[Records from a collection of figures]
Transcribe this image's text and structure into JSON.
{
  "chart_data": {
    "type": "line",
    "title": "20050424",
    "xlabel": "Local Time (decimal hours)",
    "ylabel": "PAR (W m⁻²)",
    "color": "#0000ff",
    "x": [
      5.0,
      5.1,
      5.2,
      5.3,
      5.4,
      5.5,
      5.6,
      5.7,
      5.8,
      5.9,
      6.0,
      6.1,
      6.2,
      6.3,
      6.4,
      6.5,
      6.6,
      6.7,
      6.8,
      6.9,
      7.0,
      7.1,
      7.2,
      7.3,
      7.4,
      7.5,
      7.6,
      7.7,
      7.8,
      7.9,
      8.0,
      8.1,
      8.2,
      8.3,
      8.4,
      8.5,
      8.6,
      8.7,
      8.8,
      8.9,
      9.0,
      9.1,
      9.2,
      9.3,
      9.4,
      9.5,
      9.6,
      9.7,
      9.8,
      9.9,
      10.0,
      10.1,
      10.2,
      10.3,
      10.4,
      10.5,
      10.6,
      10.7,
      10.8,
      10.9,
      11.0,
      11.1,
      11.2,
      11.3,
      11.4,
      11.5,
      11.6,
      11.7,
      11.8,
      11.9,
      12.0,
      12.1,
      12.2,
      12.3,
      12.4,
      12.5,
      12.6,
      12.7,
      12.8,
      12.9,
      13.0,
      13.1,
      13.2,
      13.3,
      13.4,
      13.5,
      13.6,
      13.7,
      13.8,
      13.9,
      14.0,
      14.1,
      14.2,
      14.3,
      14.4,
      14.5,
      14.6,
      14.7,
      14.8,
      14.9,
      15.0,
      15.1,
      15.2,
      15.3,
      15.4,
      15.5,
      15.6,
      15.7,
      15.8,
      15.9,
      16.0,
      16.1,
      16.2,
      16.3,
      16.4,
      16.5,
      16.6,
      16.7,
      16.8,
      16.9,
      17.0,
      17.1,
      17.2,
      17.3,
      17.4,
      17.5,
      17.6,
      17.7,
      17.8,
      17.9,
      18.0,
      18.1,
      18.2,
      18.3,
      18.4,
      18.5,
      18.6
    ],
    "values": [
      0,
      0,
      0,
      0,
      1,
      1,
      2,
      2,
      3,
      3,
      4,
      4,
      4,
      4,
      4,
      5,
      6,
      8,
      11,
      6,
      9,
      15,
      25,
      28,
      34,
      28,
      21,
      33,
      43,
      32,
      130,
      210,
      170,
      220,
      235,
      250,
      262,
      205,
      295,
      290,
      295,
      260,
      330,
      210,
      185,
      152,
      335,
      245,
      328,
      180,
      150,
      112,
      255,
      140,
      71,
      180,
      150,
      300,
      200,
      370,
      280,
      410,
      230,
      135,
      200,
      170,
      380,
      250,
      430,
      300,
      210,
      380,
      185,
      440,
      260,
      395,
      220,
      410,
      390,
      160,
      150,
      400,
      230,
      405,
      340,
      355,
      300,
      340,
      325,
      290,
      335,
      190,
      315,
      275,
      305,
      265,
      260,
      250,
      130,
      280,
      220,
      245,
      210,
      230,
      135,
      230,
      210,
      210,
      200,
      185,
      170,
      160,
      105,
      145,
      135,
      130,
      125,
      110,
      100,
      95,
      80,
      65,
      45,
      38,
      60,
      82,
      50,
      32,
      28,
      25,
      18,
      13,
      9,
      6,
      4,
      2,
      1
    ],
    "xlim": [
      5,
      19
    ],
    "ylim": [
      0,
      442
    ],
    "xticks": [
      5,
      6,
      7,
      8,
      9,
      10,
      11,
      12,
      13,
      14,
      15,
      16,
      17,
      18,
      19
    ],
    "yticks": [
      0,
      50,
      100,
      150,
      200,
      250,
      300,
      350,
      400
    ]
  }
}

# TASK DIRECTIONS
Please quote every record above exactly as it appears.

# SOLUTION FOR THIS EXERCISE
Transcribe this image's text and structure into JSON.
{
  "chart_data": {
    "type": "line",
    "title": "20050424",
    "xlabel": "Local Time (decimal hours)",
    "ylabel": "PAR (W m⁻²)",
    "color": "#0000ff",
    "x": [
      5.0,
      5.1,
      5.2,
      5.3,
      5.4,
      5.5,
      5.6,
      5.7,
      5.8,
      5.9,
      6.0,
      6.1,
      6.2,
      6.3,
      6.4,
      6.5,
      6.6,
      6.7,
      6.8,
      6.9,
      7.0,
      7.1,
      7.2,
      7.3,
      7.4,
      7.5,
      7.6,
      7.7,
      7.8,
      7.9,
      8.0,
      8.1,
      8.2,
      8.3,
      8.4,
      8.5,
      8.6,
      8.7,
      8.8,
      8.9,
      9.0,
      9.1,
      9.2,
      9.3,
      9.4,
      9.5,
      9.6,
      9.7,
      9.8,
      9.9,
      10.0,
      10.1,
      10.2,
      10.3,
      10.4,
      10.5,
      10.6,
      10.7,
      10.8,
      10.9,
      11.0,
      11.1,
      11.2,
      11.3,
      11.4,
      11.5,
      11.6,
      11.7,
      11.8,
      11.9,
      12.0,
      12.1,
      12.2,
      12.3,
      12.4,
      12.5,
      12.6,
      12.7,
      12.8,
      12.9,
      13.0,
      13.1,
      13.2,
      13.3,
      13.4,
      13.5,
      13.6,
      13.7,
      13.8,
      13.9,
      14.0,
      14.1,
      14.2,
      14.3,
      14.4,
      14.5,
      14.6,
      14.7,
      14.8,
      14.9,
      15.0,
      15.1,
      15.2,
      15.3,
      15.4,
      15.5,
      15.6,
      15.7,
      15.8,
      15.9,
      16.0,
      16.1,
      16.2,
      16.3,
      16.4,
      16.5,
      16.6,
      16.7,
      16.8,
      16.9,
      17.0,
      17.1,
      17.2,
      17.3,
      17.4,
      17.5,
      17.6,
      17.7,
      17.8,
      17.9,
      18.0,
      18.1,
      18.2,
      18.3,
      18.4,
      18.5,
      18.6
    ],
    "values": [
      0,
      0,
      0,
      0,
      1,
      1,
      2,
      2,
      3,
      3,
      4,
      4,
      4,
      4,
      4,
      5,
      6,
      8,
      11,
      6,
      9,
      15,
      25,
      28,
      34,
      28,
      21,
      33,
      43,
      32,
      130,
      210,
      170,
      220,
      235,
      250,
      262,
      205,
      295,
      290,
      295,
      260,
      330,
      210,
      185,
      152,
      335,
      245,
      328,
      180,
      150,
      112,
      255,
      140,
      71,
      180,
      150,
      300,
      200,
      370,
      280,
      410,
      230,
      135,
      200,
      170,
      380,
      250,
      430,
      300,
      210,
      380,
      185,
      440,
      260,
      395,
      220,
      410,
      390,
      160,
      150,
      400,
      230,
      405,
      340,
      355,
      300,
      340,
      325,
      290,
      335,
      190,
      315,
      275,
      305,
      265,
      260,
      250,
      130,
      280,
      220,
      245,
      210,
      230,
      135,
      230,
      210,
      210,
      200,
      185,
      170,
      160,
      105,
      145,
      135,
      130,
      125,
      110,
      100,
      95,
      80,
      65,
      45,
      38,
      60,
      82,
      50,
      32,
      28,
      25,
      18,
      13,
      9,
      6,
      4,
      2,
      1
    ],
    "xlim": [
      5,
      19
    ],
    "ylim": [
      0,
      442
    ],
    "xticks": [
      5,
      6,
      7,
      8,
      9,
      10,
      11,
      12,
      13,
      14,
      15,
      16,
      17,
      18,
      19
    ],
    "yticks": [
      0,
      50,
      100,
      150,
      200,
      250,
      300,
      350,
      400
    ]
  }
}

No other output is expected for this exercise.